| The input |

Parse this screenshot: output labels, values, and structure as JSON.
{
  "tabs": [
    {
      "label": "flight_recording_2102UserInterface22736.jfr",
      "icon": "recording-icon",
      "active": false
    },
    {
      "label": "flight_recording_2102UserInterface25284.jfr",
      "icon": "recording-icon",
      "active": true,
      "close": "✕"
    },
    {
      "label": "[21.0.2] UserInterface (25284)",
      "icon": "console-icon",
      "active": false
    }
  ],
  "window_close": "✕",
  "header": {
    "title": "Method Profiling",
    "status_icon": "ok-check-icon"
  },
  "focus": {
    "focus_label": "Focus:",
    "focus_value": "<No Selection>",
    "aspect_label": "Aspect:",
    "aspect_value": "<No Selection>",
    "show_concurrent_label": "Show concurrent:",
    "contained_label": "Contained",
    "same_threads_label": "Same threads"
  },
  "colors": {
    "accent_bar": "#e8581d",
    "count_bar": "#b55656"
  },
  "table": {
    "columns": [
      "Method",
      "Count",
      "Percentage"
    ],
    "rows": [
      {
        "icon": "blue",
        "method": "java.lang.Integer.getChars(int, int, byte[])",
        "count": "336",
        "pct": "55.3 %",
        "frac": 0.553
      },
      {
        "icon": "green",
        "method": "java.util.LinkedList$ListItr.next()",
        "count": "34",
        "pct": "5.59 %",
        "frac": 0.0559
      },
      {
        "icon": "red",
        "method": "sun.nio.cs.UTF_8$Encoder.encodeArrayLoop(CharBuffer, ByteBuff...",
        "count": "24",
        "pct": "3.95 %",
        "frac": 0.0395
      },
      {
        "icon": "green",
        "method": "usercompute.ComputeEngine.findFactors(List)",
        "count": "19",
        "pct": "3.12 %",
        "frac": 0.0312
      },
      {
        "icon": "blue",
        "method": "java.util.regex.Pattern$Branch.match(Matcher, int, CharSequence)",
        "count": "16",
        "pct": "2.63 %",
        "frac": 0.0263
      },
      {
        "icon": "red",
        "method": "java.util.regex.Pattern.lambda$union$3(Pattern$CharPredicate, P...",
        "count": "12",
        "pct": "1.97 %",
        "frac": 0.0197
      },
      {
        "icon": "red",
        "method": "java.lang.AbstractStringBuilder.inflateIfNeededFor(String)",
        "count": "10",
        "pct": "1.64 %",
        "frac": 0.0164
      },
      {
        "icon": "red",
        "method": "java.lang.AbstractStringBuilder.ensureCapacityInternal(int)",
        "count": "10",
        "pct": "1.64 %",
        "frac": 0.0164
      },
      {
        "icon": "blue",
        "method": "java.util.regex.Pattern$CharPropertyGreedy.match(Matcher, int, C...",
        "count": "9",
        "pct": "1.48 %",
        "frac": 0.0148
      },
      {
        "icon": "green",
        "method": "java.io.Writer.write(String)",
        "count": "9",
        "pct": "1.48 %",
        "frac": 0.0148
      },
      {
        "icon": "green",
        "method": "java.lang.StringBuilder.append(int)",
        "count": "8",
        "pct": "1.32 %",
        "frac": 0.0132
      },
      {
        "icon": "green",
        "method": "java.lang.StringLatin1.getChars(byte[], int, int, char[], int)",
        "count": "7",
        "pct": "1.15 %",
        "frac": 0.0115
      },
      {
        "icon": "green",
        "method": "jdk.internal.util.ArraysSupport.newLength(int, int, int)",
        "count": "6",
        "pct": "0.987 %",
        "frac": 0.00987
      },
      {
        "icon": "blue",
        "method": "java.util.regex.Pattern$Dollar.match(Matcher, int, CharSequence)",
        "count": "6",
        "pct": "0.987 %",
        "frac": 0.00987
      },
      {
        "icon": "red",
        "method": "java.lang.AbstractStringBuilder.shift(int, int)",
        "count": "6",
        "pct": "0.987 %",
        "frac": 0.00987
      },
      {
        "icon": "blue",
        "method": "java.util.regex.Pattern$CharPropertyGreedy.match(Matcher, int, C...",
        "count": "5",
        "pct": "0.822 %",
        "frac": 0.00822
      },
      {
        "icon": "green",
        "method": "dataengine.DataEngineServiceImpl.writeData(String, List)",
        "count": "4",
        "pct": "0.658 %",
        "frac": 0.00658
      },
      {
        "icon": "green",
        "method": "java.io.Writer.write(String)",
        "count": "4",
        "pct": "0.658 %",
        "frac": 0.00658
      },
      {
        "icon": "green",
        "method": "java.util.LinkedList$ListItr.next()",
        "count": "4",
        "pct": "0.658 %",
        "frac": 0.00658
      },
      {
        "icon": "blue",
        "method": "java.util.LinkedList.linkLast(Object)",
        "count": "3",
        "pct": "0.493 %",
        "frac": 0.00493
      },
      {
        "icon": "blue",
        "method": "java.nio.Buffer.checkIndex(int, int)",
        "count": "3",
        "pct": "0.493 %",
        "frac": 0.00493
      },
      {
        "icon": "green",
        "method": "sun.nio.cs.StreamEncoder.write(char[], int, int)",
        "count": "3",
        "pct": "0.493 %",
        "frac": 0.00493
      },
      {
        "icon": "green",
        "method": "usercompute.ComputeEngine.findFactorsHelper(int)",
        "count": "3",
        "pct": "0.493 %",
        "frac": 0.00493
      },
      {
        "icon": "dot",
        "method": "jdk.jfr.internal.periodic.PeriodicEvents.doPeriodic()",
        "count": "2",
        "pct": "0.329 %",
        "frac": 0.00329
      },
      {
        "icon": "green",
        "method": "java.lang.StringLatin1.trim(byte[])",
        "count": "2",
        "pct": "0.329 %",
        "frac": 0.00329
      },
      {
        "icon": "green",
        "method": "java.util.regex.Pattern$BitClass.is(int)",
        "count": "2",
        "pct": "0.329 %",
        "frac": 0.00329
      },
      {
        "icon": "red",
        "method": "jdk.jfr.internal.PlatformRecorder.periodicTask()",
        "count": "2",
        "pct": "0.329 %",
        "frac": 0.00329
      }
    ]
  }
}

| Given task |
Find every line in the listing that holds the string "AbstractStringBuilder", then say how many there are as a bare number.

| Finished task |
3